--- Start ---

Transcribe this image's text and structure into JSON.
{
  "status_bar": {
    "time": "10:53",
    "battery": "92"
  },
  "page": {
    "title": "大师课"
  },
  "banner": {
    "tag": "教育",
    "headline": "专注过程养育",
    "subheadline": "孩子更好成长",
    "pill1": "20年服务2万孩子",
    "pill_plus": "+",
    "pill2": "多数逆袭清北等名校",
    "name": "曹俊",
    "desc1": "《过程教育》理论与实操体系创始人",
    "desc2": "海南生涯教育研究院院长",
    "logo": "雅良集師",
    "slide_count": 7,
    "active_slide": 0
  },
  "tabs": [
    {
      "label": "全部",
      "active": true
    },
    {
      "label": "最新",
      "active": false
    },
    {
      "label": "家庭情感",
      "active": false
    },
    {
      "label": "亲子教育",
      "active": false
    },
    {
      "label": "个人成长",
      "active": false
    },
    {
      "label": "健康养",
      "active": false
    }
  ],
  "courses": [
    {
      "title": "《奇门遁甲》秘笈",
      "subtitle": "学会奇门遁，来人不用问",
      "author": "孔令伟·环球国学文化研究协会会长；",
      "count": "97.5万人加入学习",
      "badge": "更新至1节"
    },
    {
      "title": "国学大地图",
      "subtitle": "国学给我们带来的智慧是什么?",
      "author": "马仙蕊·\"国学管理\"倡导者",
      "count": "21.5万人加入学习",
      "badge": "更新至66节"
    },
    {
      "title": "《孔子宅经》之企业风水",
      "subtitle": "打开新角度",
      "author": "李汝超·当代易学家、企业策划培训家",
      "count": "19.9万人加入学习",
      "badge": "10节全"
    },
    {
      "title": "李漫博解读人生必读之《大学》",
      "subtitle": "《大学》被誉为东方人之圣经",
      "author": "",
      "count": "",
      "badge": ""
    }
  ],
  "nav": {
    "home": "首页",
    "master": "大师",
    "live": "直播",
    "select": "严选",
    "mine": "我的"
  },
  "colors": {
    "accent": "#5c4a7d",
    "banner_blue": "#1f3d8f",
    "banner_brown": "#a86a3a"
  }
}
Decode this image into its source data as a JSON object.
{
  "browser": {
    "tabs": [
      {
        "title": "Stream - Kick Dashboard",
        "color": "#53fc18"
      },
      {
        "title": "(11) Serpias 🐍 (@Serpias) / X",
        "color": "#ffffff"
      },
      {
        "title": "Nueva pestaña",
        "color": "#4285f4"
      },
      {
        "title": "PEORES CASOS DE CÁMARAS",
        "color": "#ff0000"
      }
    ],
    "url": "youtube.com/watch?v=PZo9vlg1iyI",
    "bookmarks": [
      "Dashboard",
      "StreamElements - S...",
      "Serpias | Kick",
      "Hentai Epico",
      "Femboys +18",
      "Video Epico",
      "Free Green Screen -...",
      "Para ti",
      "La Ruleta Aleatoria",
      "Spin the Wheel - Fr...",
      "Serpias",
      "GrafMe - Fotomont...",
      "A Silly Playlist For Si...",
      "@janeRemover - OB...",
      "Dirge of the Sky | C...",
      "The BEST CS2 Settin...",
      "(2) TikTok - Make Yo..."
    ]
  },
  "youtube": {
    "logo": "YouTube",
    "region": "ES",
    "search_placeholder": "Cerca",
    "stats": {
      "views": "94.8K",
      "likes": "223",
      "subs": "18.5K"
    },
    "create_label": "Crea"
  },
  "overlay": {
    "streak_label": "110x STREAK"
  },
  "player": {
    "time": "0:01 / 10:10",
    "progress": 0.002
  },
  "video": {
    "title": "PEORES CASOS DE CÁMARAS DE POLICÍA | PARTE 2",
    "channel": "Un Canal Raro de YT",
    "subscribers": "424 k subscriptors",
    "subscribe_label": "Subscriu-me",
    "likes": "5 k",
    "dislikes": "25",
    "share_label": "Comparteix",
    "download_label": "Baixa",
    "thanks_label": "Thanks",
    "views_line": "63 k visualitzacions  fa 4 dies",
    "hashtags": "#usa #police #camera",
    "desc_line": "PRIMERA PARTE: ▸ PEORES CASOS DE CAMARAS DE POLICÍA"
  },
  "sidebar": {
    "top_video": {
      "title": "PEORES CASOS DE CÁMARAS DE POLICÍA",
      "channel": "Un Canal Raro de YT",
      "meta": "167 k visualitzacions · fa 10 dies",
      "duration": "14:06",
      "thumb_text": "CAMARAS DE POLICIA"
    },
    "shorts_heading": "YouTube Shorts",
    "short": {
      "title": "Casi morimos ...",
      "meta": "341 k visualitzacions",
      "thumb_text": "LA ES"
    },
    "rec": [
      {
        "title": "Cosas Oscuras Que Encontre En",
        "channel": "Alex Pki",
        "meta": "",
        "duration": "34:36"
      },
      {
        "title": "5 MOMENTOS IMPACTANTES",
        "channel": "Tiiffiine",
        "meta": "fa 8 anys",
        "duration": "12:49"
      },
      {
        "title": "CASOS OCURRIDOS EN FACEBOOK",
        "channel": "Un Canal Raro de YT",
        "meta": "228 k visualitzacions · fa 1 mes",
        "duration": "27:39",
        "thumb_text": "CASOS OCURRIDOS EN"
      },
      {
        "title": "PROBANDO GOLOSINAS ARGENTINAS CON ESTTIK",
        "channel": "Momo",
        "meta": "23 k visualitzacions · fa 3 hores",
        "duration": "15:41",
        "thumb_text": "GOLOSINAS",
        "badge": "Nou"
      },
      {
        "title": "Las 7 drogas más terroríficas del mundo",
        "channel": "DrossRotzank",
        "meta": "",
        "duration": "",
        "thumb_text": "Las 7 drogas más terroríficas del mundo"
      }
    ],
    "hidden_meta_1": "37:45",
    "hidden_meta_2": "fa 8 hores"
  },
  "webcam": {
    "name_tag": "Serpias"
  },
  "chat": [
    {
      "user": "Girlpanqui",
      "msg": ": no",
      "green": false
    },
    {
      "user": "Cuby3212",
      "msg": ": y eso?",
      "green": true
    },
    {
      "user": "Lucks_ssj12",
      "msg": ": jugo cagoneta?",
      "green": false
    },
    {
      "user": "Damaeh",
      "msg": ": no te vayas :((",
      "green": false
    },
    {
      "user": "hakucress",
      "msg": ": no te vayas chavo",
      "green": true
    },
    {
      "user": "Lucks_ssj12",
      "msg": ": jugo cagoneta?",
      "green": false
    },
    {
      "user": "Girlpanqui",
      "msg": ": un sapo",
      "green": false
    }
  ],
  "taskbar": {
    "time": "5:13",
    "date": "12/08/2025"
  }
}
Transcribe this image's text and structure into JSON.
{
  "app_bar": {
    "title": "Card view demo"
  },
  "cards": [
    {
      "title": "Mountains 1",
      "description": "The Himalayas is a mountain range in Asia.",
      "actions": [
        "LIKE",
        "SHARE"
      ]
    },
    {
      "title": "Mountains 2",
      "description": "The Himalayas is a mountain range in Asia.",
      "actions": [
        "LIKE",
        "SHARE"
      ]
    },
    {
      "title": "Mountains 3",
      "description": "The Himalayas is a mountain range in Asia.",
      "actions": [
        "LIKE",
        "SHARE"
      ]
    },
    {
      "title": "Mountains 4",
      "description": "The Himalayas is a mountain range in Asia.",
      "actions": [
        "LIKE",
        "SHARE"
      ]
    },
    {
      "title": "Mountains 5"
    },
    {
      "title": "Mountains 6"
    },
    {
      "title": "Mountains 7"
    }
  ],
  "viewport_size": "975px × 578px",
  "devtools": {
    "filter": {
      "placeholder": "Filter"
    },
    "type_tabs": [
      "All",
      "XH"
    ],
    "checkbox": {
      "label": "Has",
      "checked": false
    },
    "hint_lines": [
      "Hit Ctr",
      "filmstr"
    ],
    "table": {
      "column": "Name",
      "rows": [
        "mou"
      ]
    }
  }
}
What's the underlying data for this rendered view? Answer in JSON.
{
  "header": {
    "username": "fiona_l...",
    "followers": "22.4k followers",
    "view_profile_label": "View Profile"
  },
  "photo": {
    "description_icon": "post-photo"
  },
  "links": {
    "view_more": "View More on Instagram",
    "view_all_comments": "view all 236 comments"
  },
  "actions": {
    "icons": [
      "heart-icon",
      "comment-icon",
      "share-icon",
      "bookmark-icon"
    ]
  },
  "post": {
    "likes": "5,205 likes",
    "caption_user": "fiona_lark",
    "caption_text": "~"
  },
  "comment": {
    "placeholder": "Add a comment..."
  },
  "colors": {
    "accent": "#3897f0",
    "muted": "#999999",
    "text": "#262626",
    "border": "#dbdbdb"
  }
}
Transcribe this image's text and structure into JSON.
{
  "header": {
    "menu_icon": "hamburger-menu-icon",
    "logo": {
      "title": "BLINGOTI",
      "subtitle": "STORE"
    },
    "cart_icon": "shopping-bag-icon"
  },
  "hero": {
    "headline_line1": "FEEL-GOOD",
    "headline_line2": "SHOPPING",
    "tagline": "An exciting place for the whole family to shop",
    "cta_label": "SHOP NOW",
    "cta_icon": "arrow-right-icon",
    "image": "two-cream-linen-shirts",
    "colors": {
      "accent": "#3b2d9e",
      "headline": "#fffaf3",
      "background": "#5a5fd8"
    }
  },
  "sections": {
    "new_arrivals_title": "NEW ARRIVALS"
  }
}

--- End ---

- _Problem requirements_: Report each line in the preceding entries that holds the string "Raro".

- _Worked solution_:
    "channel": "Un Canal Raro de YT",
      "channel": "Un Canal Raro de YT",
        "channel": "Un Canal Raro de YT",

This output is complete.